▸ REQUIRED WORK
Please output the lines shown below exactly as they appear.

---------- DATA SECTION ----------

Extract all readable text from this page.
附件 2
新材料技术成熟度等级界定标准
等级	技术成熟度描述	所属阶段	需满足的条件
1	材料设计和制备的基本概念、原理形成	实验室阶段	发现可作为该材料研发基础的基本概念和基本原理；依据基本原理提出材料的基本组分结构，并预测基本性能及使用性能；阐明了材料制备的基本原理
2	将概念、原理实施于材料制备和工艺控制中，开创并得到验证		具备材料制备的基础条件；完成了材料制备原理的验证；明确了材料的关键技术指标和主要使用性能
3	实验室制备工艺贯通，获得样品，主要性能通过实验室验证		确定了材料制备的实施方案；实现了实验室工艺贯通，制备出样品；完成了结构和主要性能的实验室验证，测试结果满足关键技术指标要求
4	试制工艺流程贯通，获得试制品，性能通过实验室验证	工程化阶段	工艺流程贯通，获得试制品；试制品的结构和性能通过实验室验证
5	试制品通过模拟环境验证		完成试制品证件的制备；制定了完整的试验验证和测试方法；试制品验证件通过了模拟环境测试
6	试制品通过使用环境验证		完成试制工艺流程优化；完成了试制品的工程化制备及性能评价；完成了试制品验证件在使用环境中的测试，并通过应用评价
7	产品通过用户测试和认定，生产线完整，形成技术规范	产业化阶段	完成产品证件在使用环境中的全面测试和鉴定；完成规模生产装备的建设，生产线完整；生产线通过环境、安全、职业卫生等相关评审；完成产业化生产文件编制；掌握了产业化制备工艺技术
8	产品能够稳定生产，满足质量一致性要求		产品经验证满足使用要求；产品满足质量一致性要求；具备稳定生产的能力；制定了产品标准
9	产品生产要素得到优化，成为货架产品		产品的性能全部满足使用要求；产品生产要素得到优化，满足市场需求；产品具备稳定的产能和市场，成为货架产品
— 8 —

----------

▸ EXPECTED ANSWER
Extract all readable text from this page.
附件 2
新材料技术成熟度等级界定标准
等级	技术成熟度描述	所属阶段	需满足的条件
1	材料设计和制备的基本概念、原理形成	实验室阶段	发现可作为该材料研发基础的基本概念和基本原理；依据基本原理提出材料的基本组分结构，并预测基本性能及使用性能；阐明了材料制备的基本原理
2	将概念、原理实施于材料制备和工艺控制中，开创并得到验证		具备材料制备的基础条件；完成了材料制备原理的验证；明确了材料的关键技术指标和主要使用性能
3	实验室制备工艺贯通，获得样品，主要性能通过实验室验证		确定了材料制备的实施方案；实现了实验室工艺贯通，制备出样品；完成了结构和主要性能的实验室验证，测试结果满足关键技术指标要求
4	试制工艺流程贯通，获得试制品，性能通过实验室验证	工程化阶段	工艺流程贯通，获得试制品；试制品的结构和性能通过实验室验证
5	试制品通过模拟环境验证		完成试制品证件的制备；制定了完整的试验验证和测试方法；试制品验证件通过了模拟环境测试
6	试制品通过使用环境验证		完成试制工艺流程优化；完成了试制品的工程化制备及性能评价；完成了试制品验证件在使用环境中的测试，并通过应用评价
7	产品通过用户测试和认定，生产线完整，形成技术规范	产业化阶段	完成产品证件在使用环境中的全面测试和鉴定；完成规模生产装备的建设，生产线完整；生产线通过环境、安全、职业卫生等相关评审；完成产业化生产文件编制；掌握了产业化制备工艺技术
8	产品能够稳定生产，满足质量一致性要求		产品经验证满足使用要求；产品满足质量一致性要求；具备稳定生产的能力；制定了产品标准
9	产品生产要素得到优化，成为货架产品		产品的性能全部满足使用要求；产品生产要素得到优化，满足市场需求；产品具备稳定的产能和市场，成为货架产品
— 8 —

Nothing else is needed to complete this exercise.